> Task prompt: Search the data for the word "xlabel" and copy every line that contains it.

> Records to use:
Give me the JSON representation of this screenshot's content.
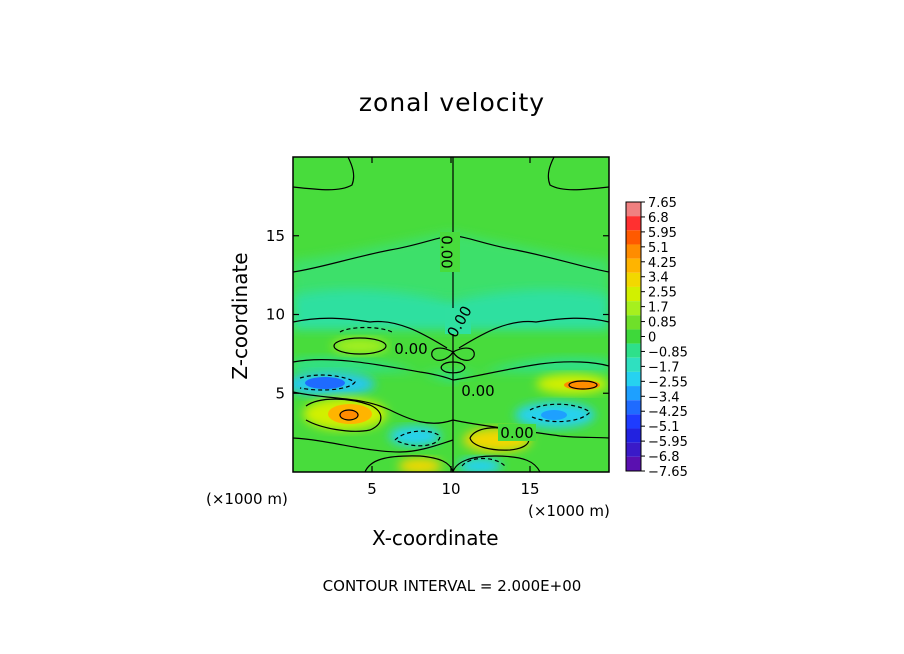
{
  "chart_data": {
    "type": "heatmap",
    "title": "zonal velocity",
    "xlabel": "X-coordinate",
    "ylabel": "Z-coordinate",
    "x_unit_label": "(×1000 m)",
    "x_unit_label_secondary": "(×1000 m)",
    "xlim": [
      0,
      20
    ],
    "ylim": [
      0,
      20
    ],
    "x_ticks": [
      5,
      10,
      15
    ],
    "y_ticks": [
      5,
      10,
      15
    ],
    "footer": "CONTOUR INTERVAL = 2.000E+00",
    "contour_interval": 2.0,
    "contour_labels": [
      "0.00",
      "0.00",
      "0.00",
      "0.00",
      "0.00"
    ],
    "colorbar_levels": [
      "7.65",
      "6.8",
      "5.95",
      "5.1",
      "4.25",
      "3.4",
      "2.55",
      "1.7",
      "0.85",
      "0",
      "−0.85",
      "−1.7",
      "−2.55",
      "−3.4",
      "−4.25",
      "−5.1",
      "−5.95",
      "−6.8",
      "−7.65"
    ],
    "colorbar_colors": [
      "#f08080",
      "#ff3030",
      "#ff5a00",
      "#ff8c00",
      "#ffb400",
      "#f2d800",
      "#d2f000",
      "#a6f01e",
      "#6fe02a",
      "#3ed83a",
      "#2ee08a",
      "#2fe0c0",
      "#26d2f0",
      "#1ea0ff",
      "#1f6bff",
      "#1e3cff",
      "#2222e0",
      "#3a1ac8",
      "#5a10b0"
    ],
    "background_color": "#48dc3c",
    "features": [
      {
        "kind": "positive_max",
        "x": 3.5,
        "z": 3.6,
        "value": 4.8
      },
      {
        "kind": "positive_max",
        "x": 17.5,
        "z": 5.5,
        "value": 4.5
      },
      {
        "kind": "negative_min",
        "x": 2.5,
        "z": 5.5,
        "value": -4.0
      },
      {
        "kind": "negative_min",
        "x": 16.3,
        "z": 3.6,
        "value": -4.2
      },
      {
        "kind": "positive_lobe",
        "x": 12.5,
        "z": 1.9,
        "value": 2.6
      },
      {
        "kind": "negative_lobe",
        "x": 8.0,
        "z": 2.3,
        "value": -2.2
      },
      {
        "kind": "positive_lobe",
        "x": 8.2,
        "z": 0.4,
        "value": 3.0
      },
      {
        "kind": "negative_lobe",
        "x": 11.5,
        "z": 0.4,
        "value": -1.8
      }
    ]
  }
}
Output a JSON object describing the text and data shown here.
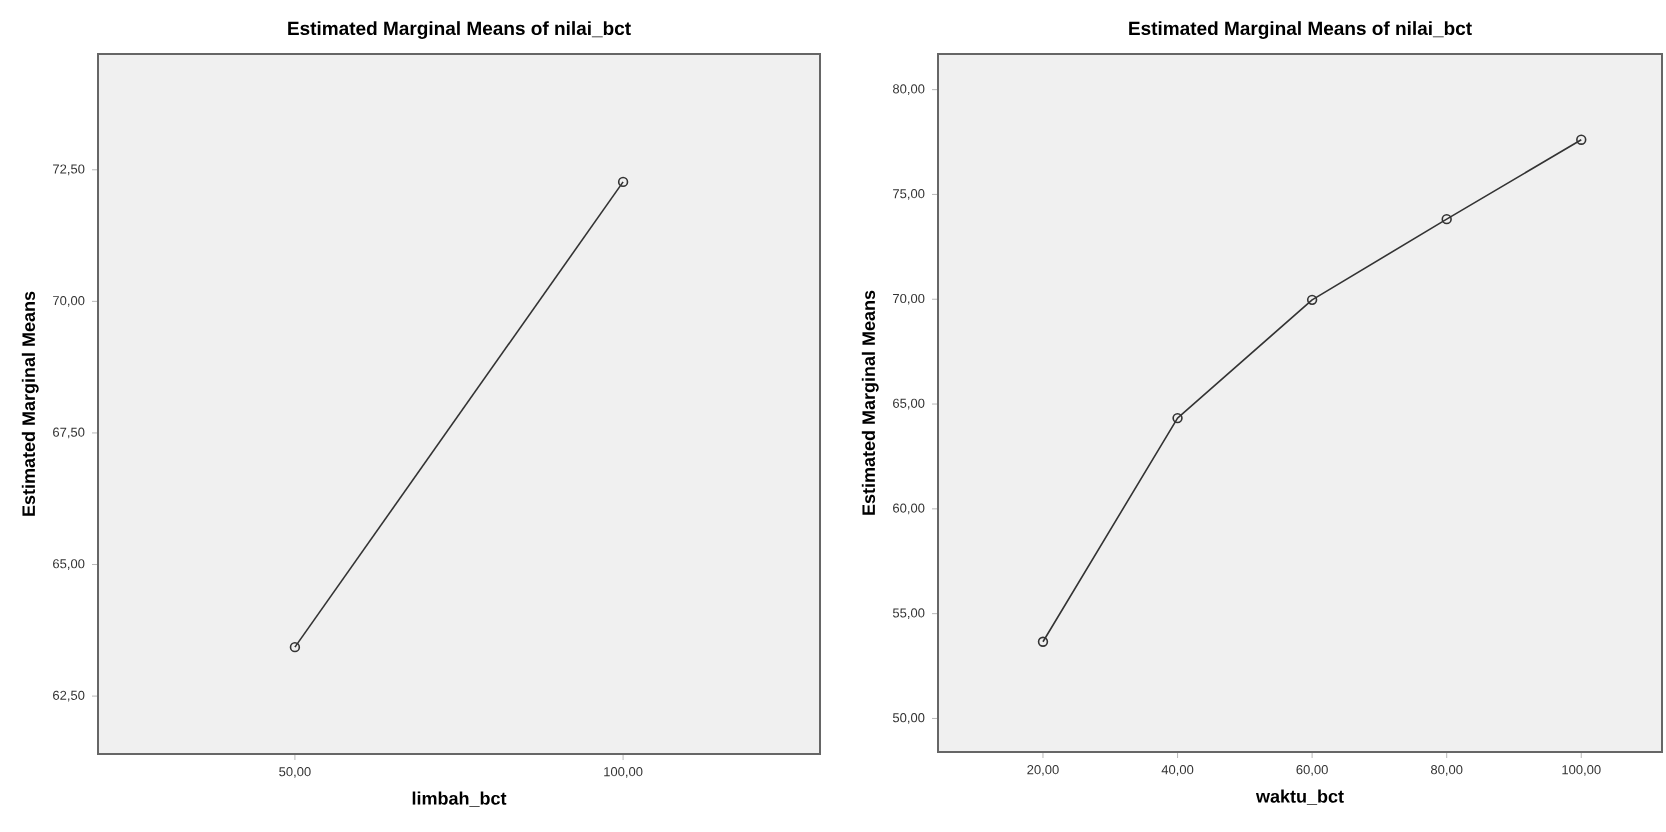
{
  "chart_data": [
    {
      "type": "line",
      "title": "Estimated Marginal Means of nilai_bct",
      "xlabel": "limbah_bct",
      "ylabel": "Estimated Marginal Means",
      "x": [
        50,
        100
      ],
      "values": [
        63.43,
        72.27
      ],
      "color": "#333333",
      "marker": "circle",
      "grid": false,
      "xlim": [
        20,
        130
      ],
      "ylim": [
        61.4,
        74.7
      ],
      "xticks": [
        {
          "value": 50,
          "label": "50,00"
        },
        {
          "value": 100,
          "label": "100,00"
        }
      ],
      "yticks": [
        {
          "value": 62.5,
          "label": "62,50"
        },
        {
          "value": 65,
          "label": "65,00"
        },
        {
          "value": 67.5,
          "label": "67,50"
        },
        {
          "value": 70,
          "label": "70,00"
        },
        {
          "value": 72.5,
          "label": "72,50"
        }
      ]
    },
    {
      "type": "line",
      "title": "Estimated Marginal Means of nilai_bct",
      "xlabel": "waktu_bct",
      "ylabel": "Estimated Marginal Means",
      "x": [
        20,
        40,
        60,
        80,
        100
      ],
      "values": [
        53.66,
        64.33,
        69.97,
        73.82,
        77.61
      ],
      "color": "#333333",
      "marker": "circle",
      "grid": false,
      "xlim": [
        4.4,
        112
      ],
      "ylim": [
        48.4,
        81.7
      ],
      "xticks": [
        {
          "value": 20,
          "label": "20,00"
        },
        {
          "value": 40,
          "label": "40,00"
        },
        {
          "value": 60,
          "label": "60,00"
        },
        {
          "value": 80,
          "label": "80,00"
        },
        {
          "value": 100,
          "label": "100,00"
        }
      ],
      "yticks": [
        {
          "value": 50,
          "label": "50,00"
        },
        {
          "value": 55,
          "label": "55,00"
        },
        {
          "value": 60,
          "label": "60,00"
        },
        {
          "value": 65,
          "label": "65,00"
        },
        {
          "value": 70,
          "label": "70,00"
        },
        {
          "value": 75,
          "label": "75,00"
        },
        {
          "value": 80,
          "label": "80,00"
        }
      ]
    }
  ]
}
...
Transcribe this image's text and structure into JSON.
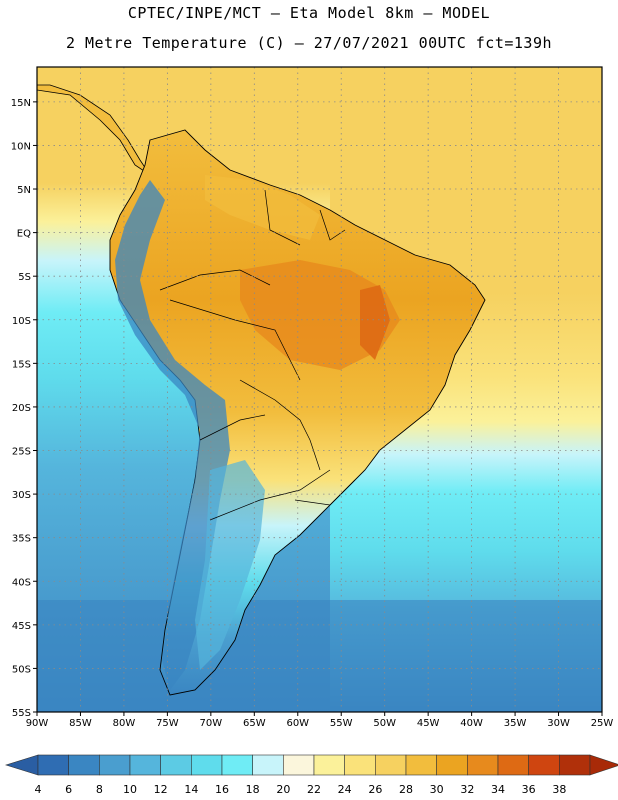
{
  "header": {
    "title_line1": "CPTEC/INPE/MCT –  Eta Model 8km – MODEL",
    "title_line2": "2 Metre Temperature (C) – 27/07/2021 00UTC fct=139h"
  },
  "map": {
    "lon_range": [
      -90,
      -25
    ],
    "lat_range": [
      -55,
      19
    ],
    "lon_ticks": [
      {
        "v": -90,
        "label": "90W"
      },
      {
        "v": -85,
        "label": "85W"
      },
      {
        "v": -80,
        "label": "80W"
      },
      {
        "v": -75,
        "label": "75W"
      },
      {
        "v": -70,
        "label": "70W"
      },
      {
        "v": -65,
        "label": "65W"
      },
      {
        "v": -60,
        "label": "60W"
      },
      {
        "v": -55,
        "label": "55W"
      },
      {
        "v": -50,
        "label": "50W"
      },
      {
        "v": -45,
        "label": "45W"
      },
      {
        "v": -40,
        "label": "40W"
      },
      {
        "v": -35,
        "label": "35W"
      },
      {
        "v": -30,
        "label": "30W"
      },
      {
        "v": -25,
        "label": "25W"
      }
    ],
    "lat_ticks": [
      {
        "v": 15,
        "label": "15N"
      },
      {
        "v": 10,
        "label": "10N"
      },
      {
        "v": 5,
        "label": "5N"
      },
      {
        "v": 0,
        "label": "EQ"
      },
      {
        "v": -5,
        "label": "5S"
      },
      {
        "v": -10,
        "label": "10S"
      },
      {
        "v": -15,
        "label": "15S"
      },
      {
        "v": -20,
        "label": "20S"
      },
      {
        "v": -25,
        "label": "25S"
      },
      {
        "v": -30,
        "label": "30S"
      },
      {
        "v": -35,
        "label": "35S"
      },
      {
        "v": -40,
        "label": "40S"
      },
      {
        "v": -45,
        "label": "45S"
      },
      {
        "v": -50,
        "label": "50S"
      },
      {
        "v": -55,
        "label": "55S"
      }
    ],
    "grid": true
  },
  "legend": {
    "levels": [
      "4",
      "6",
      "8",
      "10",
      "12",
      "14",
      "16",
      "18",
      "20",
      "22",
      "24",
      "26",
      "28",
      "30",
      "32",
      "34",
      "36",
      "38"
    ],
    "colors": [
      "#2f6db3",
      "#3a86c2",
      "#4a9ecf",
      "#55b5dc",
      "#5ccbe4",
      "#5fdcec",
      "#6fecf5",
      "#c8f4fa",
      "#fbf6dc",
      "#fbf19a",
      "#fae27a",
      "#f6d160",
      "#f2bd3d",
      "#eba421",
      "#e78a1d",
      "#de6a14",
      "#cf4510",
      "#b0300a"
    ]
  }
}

> Task response:
    "xlabel": "X-coordinate",
      "xlabel": "limbah_bct",
      "xlabel": "waktu_bct",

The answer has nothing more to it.